Exercise
Set down the whole listing verbatim.
··· Data for this task
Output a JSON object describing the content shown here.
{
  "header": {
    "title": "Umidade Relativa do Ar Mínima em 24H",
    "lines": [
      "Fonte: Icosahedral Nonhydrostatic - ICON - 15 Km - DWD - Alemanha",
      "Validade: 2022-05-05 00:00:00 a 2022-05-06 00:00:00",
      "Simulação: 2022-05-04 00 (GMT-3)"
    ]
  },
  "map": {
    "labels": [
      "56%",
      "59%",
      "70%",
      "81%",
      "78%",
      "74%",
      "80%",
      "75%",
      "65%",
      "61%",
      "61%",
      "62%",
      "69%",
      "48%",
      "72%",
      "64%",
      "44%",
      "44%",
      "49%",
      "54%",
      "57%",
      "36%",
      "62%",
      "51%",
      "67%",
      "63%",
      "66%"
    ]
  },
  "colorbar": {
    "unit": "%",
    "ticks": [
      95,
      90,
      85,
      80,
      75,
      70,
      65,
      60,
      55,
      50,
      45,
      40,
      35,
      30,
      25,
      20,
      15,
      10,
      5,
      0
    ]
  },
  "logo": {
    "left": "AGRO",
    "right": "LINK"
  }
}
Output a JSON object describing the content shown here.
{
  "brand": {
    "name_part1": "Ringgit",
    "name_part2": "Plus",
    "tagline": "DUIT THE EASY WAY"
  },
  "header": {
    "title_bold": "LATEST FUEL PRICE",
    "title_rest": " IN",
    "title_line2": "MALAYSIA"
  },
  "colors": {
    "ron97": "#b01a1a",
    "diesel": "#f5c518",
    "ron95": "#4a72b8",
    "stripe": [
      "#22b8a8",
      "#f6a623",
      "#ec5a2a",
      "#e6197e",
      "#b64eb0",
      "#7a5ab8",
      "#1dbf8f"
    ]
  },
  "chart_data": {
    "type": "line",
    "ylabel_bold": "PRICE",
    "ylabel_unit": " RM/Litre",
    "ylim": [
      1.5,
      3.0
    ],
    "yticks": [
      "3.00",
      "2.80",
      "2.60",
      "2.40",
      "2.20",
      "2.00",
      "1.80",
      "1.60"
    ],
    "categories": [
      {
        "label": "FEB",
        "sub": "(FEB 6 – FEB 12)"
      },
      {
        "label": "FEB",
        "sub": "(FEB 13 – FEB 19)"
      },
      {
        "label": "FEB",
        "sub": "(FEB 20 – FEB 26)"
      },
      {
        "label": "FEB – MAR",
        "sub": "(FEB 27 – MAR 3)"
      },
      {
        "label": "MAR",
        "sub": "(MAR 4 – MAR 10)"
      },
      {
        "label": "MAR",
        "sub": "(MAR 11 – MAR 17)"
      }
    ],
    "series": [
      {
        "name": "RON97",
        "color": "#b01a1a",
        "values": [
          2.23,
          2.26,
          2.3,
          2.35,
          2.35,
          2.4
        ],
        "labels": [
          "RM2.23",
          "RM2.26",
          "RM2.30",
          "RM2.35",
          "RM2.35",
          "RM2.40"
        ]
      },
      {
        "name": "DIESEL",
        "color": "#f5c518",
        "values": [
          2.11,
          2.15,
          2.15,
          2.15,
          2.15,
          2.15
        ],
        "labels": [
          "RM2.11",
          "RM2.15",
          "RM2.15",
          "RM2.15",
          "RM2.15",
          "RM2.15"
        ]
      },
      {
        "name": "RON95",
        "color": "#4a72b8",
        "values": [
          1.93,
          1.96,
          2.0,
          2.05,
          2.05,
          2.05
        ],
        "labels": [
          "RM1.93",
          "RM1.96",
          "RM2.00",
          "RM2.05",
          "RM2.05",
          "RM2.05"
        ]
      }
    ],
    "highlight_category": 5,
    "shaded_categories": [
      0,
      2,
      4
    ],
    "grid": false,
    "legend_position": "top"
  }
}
······
Solution below
Output a JSON object describing the content shown here.
{
  "header": {
    "title": "Umidade Relativa do Ar Mínima em 24H",
    "lines": [
      "Fonte: Icosahedral Nonhydrostatic - ICON - 15 Km - DWD - Alemanha",
      "Validade: 2022-05-05 00:00:00 a 2022-05-06 00:00:00",
      "Simulação: 2022-05-04 00 (GMT-3)"
    ]
  },
  "map": {
    "labels": [
      "56%",
      "59%",
      "70%",
      "81%",
      "78%",
      "74%",
      "80%",
      "75%",
      "65%",
      "61%",
      "61%",
      "62%",
      "69%",
      "48%",
      "72%",
      "64%",
      "44%",
      "44%",
      "49%",
      "54%",
      "57%",
      "36%",
      "62%",
      "51%",
      "67%",
      "63%",
      "66%"
    ]
  },
  "colorbar": {
    "unit": "%",
    "ticks": [
      95,
      90,
      85,
      80,
      75,
      70,
      65,
      60,
      55,
      50,
      45,
      40,
      35,
      30,
      25,
      20,
      15,
      10,
      5,
      0
    ]
  },
  "logo": {
    "left": "AGRO",
    "right": "LINK"
  }
}
Output a JSON object describing the content shown here.
{
  "brand": {
    "name_part1": "Ringgit",
    "name_part2": "Plus",
    "tagline": "DUIT THE EASY WAY"
  },
  "header": {
    "title_bold": "LATEST FUEL PRICE",
    "title_rest": " IN",
    "title_line2": "MALAYSIA"
  },
  "colors": {
    "ron97": "#b01a1a",
    "diesel": "#f5c518",
    "ron95": "#4a72b8",
    "stripe": [
      "#22b8a8",
      "#f6a623",
      "#ec5a2a",
      "#e6197e",
      "#b64eb0",
      "#7a5ab8",
      "#1dbf8f"
    ]
  },
  "chart_data": {
    "type": "line",
    "ylabel_bold": "PRICE",
    "ylabel_unit": " RM/Litre",
    "ylim": [
      1.5,
      3.0
    ],
    "yticks": [
      "3.00",
      "2.80",
      "2.60",
      "2.40",
      "2.20",
      "2.00",
      "1.80",
      "1.60"
    ],
    "categories": [
      {
        "label": "FEB",
        "sub": "(FEB 6 – FEB 12)"
      },
      {
        "label": "FEB",
        "sub": "(FEB 13 – FEB 19)"
      },
      {
        "label": "FEB",
        "sub": "(FEB 20 – FEB 26)"
      },
      {
        "label": "FEB – MAR",
        "sub": "(FEB 27 – MAR 3)"
      },
      {
        "label": "MAR",
        "sub": "(MAR 4 – MAR 10)"
      },
      {
        "label": "MAR",
        "sub": "(MAR 11 – MAR 17)"
      }
    ],
    "series": [
      {
        "name": "RON97",
        "color": "#b01a1a",
        "values": [
          2.23,
          2.26,
          2.3,
          2.35,
          2.35,
          2.4
        ],
        "labels": [
          "RM2.23",
          "RM2.26",
          "RM2.30",
          "RM2.35",
          "RM2.35",
          "RM2.40"
        ]
      },
      {
        "name": "DIESEL",
        "color": "#f5c518",
        "values": [
          2.11,
          2.15,
          2.15,
          2.15,
          2.15,
          2.15
        ],
        "labels": [
          "RM2.11",
          "RM2.15",
          "RM2.15",
          "RM2.15",
          "RM2.15",
          "RM2.15"
        ]
      },
      {
        "name": "RON95",
        "color": "#4a72b8",
        "values": [
          1.93,
          1.96,
          2.0,
          2.05,
          2.05,
          2.05
        ],
        "labels": [
          "RM1.93",
          "RM1.96",
          "RM2.00",
          "RM2.05",
          "RM2.05",
          "RM2.05"
        ]
      }
    ],
    "highlight_category": 5,
    "shaded_categories": [
      0,
      2,
      4
    ],
    "grid": false,
    "legend_position": "top"
  }
}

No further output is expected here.